### STATED TASK
Pull out each line of the records holding the string "penúltima".

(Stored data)

================================

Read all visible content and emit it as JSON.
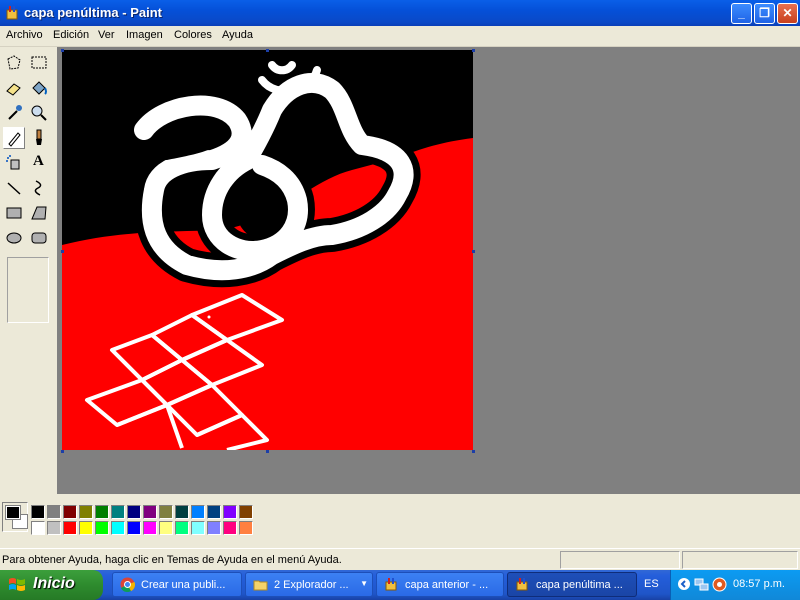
{
  "window": {
    "title": "capa penúltima - Paint",
    "controls": {
      "minimize": "_",
      "maximize": "❐",
      "close": "✕"
    }
  },
  "menu": [
    "Archivo",
    "Edición",
    "Ver",
    "Imagen",
    "Colores",
    "Ayuda"
  ],
  "toolbox": {
    "tools": [
      "free-form-select-icon",
      "select-icon",
      "eraser-icon",
      "fill-icon",
      "pick-color-icon",
      "magnifier-icon",
      "pencil-icon",
      "brush-icon",
      "airbrush-icon",
      "text-icon",
      "line-icon",
      "curve-icon",
      "rectangle-icon",
      "polygon-icon",
      "ellipse-icon",
      "rounded-rectangle-icon"
    ],
    "active_tool": "pencil-icon",
    "text_tool_glyph": "A"
  },
  "palette": {
    "foreground": "#000000",
    "background": "#ffffff",
    "row1": [
      "#000000",
      "#808080",
      "#800000",
      "#808000",
      "#008000",
      "#008080",
      "#000080",
      "#800080",
      "#808040",
      "#004040",
      "#0080ff",
      "#004080",
      "#8000ff",
      "#804000"
    ],
    "row2": [
      "#ffffff",
      "#c0c0c0",
      "#ff0000",
      "#ffff00",
      "#00ff00",
      "#00ffff",
      "#0000ff",
      "#ff00ff",
      "#ffff80",
      "#00ff80",
      "#80ffff",
      "#8080ff",
      "#ff0080",
      "#ff8040"
    ]
  },
  "status": {
    "help_text": "Para obtener Ayuda, haga clic en Temas de Ayuda en el menú Ayuda."
  },
  "taskbar": {
    "start_label": "Inicio",
    "tasks": [
      {
        "label": "Crear una publi...",
        "icon": "chrome-icon",
        "active": false
      },
      {
        "label": "2 Explorador ...",
        "icon": "folder-icon",
        "active": false
      },
      {
        "label": "capa anterior - ...",
        "icon": "paint-icon",
        "active": false
      },
      {
        "label": "capa penúltima ...",
        "icon": "paint-icon",
        "active": true
      }
    ],
    "language": "ES",
    "clock": "08:57 p.m."
  },
  "colors": {
    "titlebar": "#0a5fe8",
    "canvas_red": "#ff0000",
    "canvas_black": "#000000",
    "workspace": "#808080"
  }
}
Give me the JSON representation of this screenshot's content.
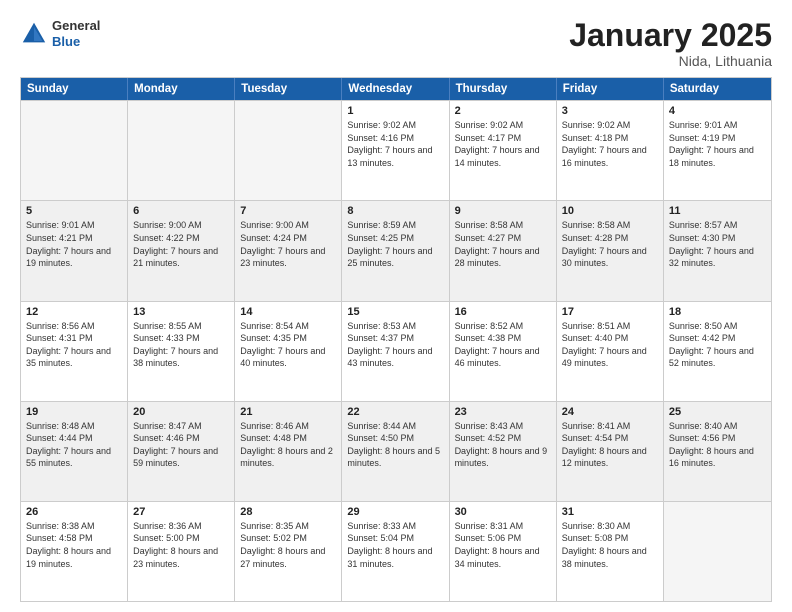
{
  "header": {
    "logo": {
      "general": "General",
      "blue": "Blue"
    },
    "title": "January 2025",
    "location": "Nida, Lithuania"
  },
  "calendar": {
    "days_of_week": [
      "Sunday",
      "Monday",
      "Tuesday",
      "Wednesday",
      "Thursday",
      "Friday",
      "Saturday"
    ],
    "rows": [
      [
        {
          "day": "",
          "empty": true
        },
        {
          "day": "",
          "empty": true
        },
        {
          "day": "",
          "empty": true
        },
        {
          "day": "1",
          "sunrise": "9:02 AM",
          "sunset": "4:16 PM",
          "daylight": "7 hours and 13 minutes."
        },
        {
          "day": "2",
          "sunrise": "9:02 AM",
          "sunset": "4:17 PM",
          "daylight": "7 hours and 14 minutes."
        },
        {
          "day": "3",
          "sunrise": "9:02 AM",
          "sunset": "4:18 PM",
          "daylight": "7 hours and 16 minutes."
        },
        {
          "day": "4",
          "sunrise": "9:01 AM",
          "sunset": "4:19 PM",
          "daylight": "7 hours and 18 minutes."
        }
      ],
      [
        {
          "day": "5",
          "sunrise": "9:01 AM",
          "sunset": "4:21 PM",
          "daylight": "7 hours and 19 minutes.",
          "shaded": true
        },
        {
          "day": "6",
          "sunrise": "9:00 AM",
          "sunset": "4:22 PM",
          "daylight": "7 hours and 21 minutes.",
          "shaded": true
        },
        {
          "day": "7",
          "sunrise": "9:00 AM",
          "sunset": "4:24 PM",
          "daylight": "7 hours and 23 minutes.",
          "shaded": true
        },
        {
          "day": "8",
          "sunrise": "8:59 AM",
          "sunset": "4:25 PM",
          "daylight": "7 hours and 25 minutes.",
          "shaded": true
        },
        {
          "day": "9",
          "sunrise": "8:58 AM",
          "sunset": "4:27 PM",
          "daylight": "7 hours and 28 minutes.",
          "shaded": true
        },
        {
          "day": "10",
          "sunrise": "8:58 AM",
          "sunset": "4:28 PM",
          "daylight": "7 hours and 30 minutes.",
          "shaded": true
        },
        {
          "day": "11",
          "sunrise": "8:57 AM",
          "sunset": "4:30 PM",
          "daylight": "7 hours and 32 minutes.",
          "shaded": true
        }
      ],
      [
        {
          "day": "12",
          "sunrise": "8:56 AM",
          "sunset": "4:31 PM",
          "daylight": "7 hours and 35 minutes."
        },
        {
          "day": "13",
          "sunrise": "8:55 AM",
          "sunset": "4:33 PM",
          "daylight": "7 hours and 38 minutes."
        },
        {
          "day": "14",
          "sunrise": "8:54 AM",
          "sunset": "4:35 PM",
          "daylight": "7 hours and 40 minutes."
        },
        {
          "day": "15",
          "sunrise": "8:53 AM",
          "sunset": "4:37 PM",
          "daylight": "7 hours and 43 minutes."
        },
        {
          "day": "16",
          "sunrise": "8:52 AM",
          "sunset": "4:38 PM",
          "daylight": "7 hours and 46 minutes."
        },
        {
          "day": "17",
          "sunrise": "8:51 AM",
          "sunset": "4:40 PM",
          "daylight": "7 hours and 49 minutes."
        },
        {
          "day": "18",
          "sunrise": "8:50 AM",
          "sunset": "4:42 PM",
          "daylight": "7 hours and 52 minutes."
        }
      ],
      [
        {
          "day": "19",
          "sunrise": "8:48 AM",
          "sunset": "4:44 PM",
          "daylight": "7 hours and 55 minutes.",
          "shaded": true
        },
        {
          "day": "20",
          "sunrise": "8:47 AM",
          "sunset": "4:46 PM",
          "daylight": "7 hours and 59 minutes.",
          "shaded": true
        },
        {
          "day": "21",
          "sunrise": "8:46 AM",
          "sunset": "4:48 PM",
          "daylight": "8 hours and 2 minutes.",
          "shaded": true
        },
        {
          "day": "22",
          "sunrise": "8:44 AM",
          "sunset": "4:50 PM",
          "daylight": "8 hours and 5 minutes.",
          "shaded": true
        },
        {
          "day": "23",
          "sunrise": "8:43 AM",
          "sunset": "4:52 PM",
          "daylight": "8 hours and 9 minutes.",
          "shaded": true
        },
        {
          "day": "24",
          "sunrise": "8:41 AM",
          "sunset": "4:54 PM",
          "daylight": "8 hours and 12 minutes.",
          "shaded": true
        },
        {
          "day": "25",
          "sunrise": "8:40 AM",
          "sunset": "4:56 PM",
          "daylight": "8 hours and 16 minutes.",
          "shaded": true
        }
      ],
      [
        {
          "day": "26",
          "sunrise": "8:38 AM",
          "sunset": "4:58 PM",
          "daylight": "8 hours and 19 minutes."
        },
        {
          "day": "27",
          "sunrise": "8:36 AM",
          "sunset": "5:00 PM",
          "daylight": "8 hours and 23 minutes."
        },
        {
          "day": "28",
          "sunrise": "8:35 AM",
          "sunset": "5:02 PM",
          "daylight": "8 hours and 27 minutes."
        },
        {
          "day": "29",
          "sunrise": "8:33 AM",
          "sunset": "5:04 PM",
          "daylight": "8 hours and 31 minutes."
        },
        {
          "day": "30",
          "sunrise": "8:31 AM",
          "sunset": "5:06 PM",
          "daylight": "8 hours and 34 minutes."
        },
        {
          "day": "31",
          "sunrise": "8:30 AM",
          "sunset": "5:08 PM",
          "daylight": "8 hours and 38 minutes."
        },
        {
          "day": "",
          "empty": true
        }
      ]
    ]
  }
}
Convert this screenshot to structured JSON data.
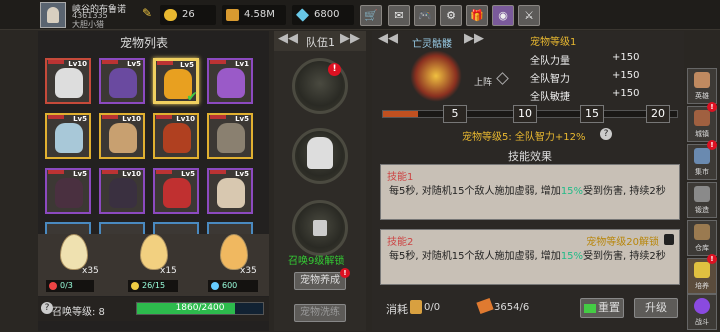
{
  "player": {
    "name": "峡谷的布鲁诺",
    "id_line1": "4361335",
    "id_line2": "大胆小猎"
  },
  "resources": {
    "gold": "26",
    "coins": "4.58M",
    "gems": "6800"
  },
  "pet_list": {
    "title": "宠物列表",
    "levels": [
      "Lv10",
      "Lv5",
      "Lv5",
      "Lv1",
      "Lv5",
      "Lv10",
      "Lv10",
      "Lv5",
      "Lv5",
      "Lv10",
      "Lv5",
      "Lv5"
    ]
  },
  "eggs": [
    {
      "count": "x35",
      "progress": "0/3"
    },
    {
      "count": "x15",
      "progress": "26/15"
    },
    {
      "count": "x35",
      "progress": "600"
    }
  ],
  "summon": {
    "label": "召唤等级: 8",
    "progress_text": "1860/2400",
    "progress_fraction": 0.775
  },
  "team": {
    "title": "队伍1",
    "unlock_text": "召唤9级解锁",
    "btn_nurture": "宠物养成",
    "btn_evolve": "宠物洗练"
  },
  "pet_detail": {
    "name": "亡灵骷髅",
    "pet_level": "宠物等级1",
    "equip_label": "上阵",
    "stats": [
      {
        "name": "全队力量",
        "value": "+150"
      },
      {
        "name": "全队智力",
        "value": "+150"
      },
      {
        "name": "全队敏捷",
        "value": "+150"
      }
    ],
    "milestones": [
      "5",
      "10",
      "15",
      "20"
    ],
    "progress_fraction": 0.05,
    "bonus_text": "宠物等级5: 全队智力+12%",
    "skills_title": "技能效果",
    "skill1": {
      "title": "技能1",
      "desc_a": "每5秒, 对随机15个敌人施加虚弱, 增加",
      "desc_pct": "15%",
      "desc_b": "受到伤害, 持续2秒"
    },
    "skill2": {
      "title": "技能2",
      "lock_text": "宠物等级20解锁",
      "desc_a": "每5秒, 对随机15个敌人施加虚弱, 增加",
      "desc_pct": "15%",
      "desc_b": "受到伤害, 持续2秒"
    },
    "consume_label": "消耗",
    "consume_a": "0/0",
    "consume_b": "3654/6",
    "btn_reset": "重置",
    "btn_upgrade": "升级"
  },
  "sidebar": [
    {
      "label": "英雄"
    },
    {
      "label": "城镇"
    },
    {
      "label": "集市"
    },
    {
      "label": "锻造"
    },
    {
      "label": "仓库"
    },
    {
      "label": "培养"
    },
    {
      "label": "战斗"
    }
  ],
  "colors": {
    "accent_gold": "#e8b830",
    "progress_green": "#2dbb4d",
    "slot_red": "#c64a3a",
    "slot_gold": "#e0b030",
    "slot_purple": "#8c4ac0",
    "slot_blue": "#4a8ac0"
  }
}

================================

### EXPECTED ANSWER
    "title": "capa penúltima - Paint",
        "label": "capa penúltima ...",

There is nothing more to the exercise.